### Data in this exercise
/---
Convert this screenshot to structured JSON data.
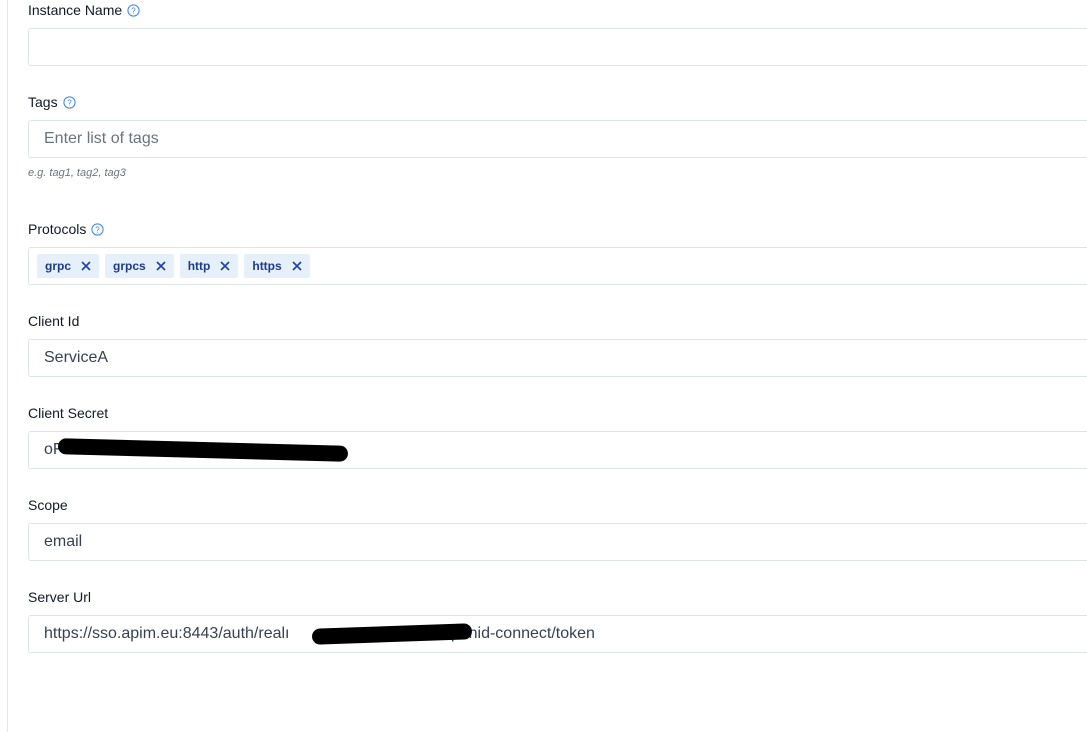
{
  "form": {
    "instance_name": {
      "label": "Instance Name",
      "value": ""
    },
    "tags": {
      "label": "Tags",
      "placeholder": "Enter list of tags",
      "hint": "e.g. tag1, tag2, tag3"
    },
    "protocols": {
      "label": "Protocols",
      "chips": [
        "grpc",
        "grpcs",
        "http",
        "https"
      ]
    },
    "client_id": {
      "label": "Client Id",
      "value": "ServiceA"
    },
    "client_secret": {
      "label": "Client Secret",
      "value": "oF"
    },
    "scope": {
      "label": "Scope",
      "value": "email"
    },
    "server_url": {
      "label": "Server Url",
      "value": "https://sso.apim.eu:8443/auth/realı",
      "value_tail": "/openid-connect/token"
    }
  },
  "colors": {
    "accent": "#3b82f6",
    "chip_bg": "#e6f0fb",
    "chip_text": "#1e3a8a"
  }
}
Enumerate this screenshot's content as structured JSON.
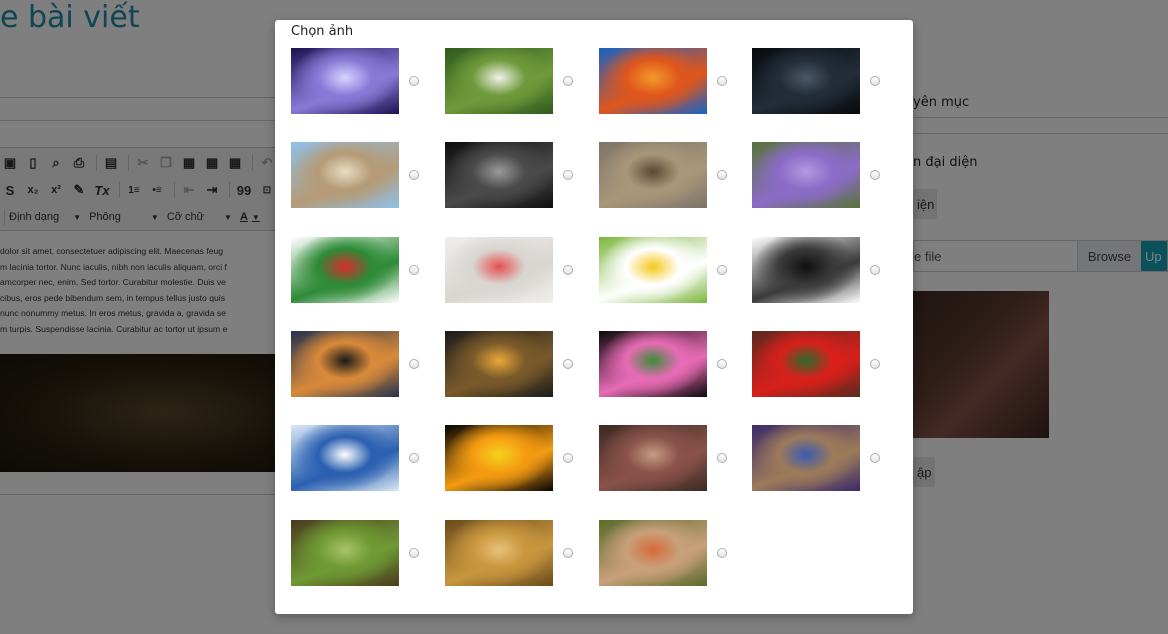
\---
### Written instruction
Identify all lines where the word "label" shows up. Copy them.

### In response
      "label": "Instance Name",
      "label": "Tags",
      "label": "Protocols",
      "label": "Client Id",
      "label": "Client Secret",
      "label": "Scope",
      "label": "Server Url",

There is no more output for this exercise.